TASK TO CARRY OUT:
Extract the complete data exactly as given.

DATASET RECORDS:
• • •
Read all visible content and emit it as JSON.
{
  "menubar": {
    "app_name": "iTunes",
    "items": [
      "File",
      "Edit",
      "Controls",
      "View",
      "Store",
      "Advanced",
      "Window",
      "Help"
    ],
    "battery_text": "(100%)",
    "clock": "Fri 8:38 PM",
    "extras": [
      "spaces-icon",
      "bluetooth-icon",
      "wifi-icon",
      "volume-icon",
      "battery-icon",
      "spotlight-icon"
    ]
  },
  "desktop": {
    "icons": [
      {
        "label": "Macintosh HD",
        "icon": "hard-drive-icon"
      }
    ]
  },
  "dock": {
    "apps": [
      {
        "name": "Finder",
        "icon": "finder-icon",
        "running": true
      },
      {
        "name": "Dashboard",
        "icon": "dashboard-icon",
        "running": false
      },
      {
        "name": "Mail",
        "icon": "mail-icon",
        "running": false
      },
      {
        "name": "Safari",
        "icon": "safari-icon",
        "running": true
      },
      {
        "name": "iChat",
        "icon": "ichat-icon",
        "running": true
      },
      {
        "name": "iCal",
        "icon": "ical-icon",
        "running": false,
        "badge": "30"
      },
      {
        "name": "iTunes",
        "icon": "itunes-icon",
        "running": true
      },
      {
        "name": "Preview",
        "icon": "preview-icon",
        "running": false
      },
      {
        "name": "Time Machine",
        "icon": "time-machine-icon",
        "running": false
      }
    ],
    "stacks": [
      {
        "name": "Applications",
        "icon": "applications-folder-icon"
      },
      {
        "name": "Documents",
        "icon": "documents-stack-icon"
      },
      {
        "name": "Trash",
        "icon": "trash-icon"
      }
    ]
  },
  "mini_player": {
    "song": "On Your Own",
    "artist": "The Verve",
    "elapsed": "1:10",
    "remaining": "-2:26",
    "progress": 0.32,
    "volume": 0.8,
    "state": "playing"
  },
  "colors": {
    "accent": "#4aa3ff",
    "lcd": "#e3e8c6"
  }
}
• • •
RESPONSE TO THE EXERCISE:
Read all visible content and emit it as JSON.
{
  "menubar": {
    "app_name": "iTunes",
    "items": [
      "File",
      "Edit",
      "Controls",
      "View",
      "Store",
      "Advanced",
      "Window",
      "Help"
    ],
    "battery_text": "(100%)",
    "clock": "Fri 8:38 PM",
    "extras": [
      "spaces-icon",
      "bluetooth-icon",
      "wifi-icon",
      "volume-icon",
      "battery-icon",
      "spotlight-icon"
    ]
  },
  "desktop": {
    "icons": [
      {
        "label": "Macintosh HD",
        "icon": "hard-drive-icon"
      }
    ]
  },
  "dock": {
    "apps": [
      {
        "name": "Finder",
        "icon": "finder-icon",
        "running": true
      },
      {
        "name": "Dashboard",
        "icon": "dashboard-icon",
        "running": false
      },
      {
        "name": "Mail",
        "icon": "mail-icon",
        "running": false
      },
      {
        "name": "Safari",
        "icon": "safari-icon",
        "running": true
      },
      {
        "name": "iChat",
        "icon": "ichat-icon",
        "running": true
      },
      {
        "name": "iCal",
        "icon": "ical-icon",
        "running": false,
        "badge": "30"
      },
      {
        "name": "iTunes",
        "icon": "itunes-icon",
        "running": true
      },
      {
        "name": "Preview",
        "icon": "preview-icon",
        "running": false
      },
      {
        "name": "Time Machine",
        "icon": "time-machine-icon",
        "running": false
      }
    ],
    "stacks": [
      {
        "name": "Applications",
        "icon": "applications-folder-icon"
      },
      {
        "name": "Documents",
        "icon": "documents-stack-icon"
      },
      {
        "name": "Trash",
        "icon": "trash-icon"
      }
    ]
  },
  "mini_player": {
    "song": "On Your Own",
    "artist": "The Verve",
    "elapsed": "1:10",
    "remaining": "-2:26",
    "progress": 0.32,
    "volume": 0.8,
    "state": "playing"
  },
  "colors": {
    "accent": "#4aa3ff",
    "lcd": "#e3e8c6"
  }
}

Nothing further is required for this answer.